◆ Problem to solve
Determine which lines contain the word "number", then copy those lines.

[start]

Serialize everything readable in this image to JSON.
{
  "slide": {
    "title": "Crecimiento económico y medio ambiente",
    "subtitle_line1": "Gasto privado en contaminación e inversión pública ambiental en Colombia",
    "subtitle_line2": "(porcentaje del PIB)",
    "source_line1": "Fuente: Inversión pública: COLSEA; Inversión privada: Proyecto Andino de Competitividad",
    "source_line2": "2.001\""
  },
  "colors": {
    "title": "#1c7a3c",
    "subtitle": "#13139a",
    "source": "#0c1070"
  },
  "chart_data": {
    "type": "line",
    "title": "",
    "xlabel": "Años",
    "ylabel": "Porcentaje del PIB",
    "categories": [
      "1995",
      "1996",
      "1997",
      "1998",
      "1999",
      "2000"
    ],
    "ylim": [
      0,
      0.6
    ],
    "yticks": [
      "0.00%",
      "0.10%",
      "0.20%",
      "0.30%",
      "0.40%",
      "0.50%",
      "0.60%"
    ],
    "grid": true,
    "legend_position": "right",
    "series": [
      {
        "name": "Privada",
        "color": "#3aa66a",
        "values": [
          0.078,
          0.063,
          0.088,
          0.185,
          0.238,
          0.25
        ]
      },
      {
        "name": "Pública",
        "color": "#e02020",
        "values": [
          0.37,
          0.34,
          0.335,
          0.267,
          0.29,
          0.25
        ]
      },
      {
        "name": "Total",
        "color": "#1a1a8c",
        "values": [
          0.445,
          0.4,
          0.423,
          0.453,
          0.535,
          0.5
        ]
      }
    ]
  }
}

[end]
[start]

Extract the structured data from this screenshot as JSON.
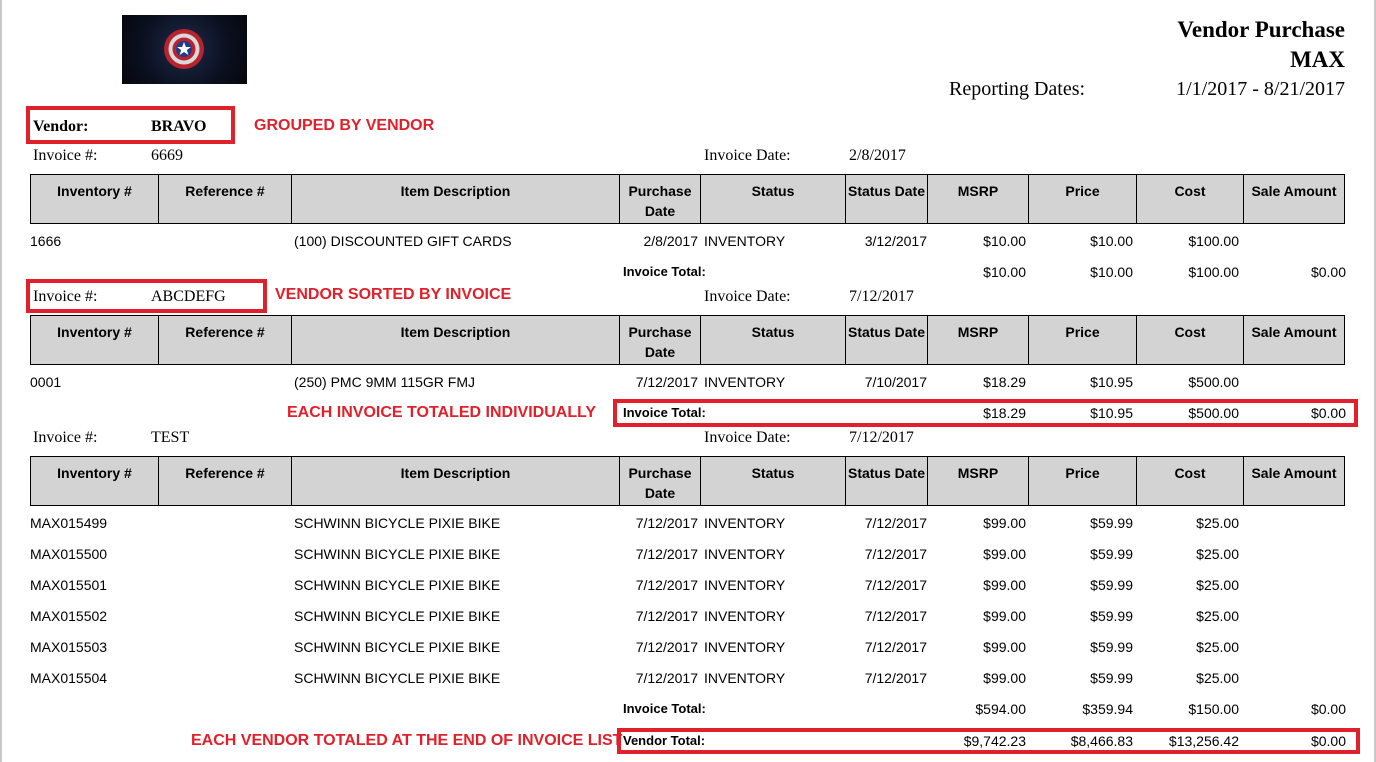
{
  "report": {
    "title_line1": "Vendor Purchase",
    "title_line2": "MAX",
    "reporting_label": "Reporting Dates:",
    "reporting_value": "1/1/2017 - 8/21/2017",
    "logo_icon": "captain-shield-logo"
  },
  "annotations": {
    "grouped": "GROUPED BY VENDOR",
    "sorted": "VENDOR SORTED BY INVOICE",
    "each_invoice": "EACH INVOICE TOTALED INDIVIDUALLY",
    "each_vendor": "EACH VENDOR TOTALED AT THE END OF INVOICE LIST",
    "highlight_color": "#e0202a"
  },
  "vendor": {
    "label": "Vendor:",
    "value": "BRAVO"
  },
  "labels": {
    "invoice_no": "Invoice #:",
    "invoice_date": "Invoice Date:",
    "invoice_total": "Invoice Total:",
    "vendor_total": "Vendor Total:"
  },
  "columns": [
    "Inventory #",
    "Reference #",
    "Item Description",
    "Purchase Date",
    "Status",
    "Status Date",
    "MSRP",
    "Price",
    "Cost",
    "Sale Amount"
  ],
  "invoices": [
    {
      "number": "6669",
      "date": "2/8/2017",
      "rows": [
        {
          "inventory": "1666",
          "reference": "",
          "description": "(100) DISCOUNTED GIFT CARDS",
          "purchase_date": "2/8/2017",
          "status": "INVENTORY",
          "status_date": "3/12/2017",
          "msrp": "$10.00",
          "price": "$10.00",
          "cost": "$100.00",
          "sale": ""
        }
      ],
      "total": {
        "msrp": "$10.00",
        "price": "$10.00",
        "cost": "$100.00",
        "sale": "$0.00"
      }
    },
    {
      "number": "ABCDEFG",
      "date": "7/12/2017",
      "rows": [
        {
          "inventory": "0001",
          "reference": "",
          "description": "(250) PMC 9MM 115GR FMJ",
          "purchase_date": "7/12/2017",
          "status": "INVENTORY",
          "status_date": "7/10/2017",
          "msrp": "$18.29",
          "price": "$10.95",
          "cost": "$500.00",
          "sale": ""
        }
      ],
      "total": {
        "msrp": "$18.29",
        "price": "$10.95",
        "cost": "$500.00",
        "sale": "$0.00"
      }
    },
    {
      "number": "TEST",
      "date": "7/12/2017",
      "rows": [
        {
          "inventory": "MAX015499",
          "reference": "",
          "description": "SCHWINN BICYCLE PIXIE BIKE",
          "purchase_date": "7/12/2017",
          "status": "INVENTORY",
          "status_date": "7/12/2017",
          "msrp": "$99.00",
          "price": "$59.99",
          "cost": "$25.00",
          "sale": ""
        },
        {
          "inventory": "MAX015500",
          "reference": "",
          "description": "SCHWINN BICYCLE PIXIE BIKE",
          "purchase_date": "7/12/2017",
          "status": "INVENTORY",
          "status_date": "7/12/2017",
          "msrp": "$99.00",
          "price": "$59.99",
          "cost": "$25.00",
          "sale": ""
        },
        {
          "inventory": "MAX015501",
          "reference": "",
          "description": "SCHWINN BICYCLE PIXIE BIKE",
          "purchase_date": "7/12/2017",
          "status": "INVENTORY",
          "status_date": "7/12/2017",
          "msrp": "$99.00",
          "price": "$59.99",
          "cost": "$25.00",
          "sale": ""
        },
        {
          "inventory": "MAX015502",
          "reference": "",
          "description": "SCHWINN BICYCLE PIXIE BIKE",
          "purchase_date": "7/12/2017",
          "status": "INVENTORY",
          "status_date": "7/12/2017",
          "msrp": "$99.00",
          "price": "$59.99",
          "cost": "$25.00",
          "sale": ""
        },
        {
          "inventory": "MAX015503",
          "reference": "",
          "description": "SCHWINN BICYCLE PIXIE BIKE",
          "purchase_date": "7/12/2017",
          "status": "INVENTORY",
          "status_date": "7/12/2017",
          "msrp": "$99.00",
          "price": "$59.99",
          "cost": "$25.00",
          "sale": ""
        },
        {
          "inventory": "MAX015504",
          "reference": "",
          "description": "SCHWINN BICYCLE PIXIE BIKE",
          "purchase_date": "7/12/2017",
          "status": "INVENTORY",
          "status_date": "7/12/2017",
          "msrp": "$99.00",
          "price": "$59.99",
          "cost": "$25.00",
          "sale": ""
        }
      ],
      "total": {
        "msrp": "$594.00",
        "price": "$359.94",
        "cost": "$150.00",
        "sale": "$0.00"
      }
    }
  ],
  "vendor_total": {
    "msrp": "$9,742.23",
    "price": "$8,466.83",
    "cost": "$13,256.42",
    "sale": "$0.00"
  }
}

[end]

◆ Result of this task
      "number": "6669",
      "number": "ABCDEFG",
      "number": "TEST",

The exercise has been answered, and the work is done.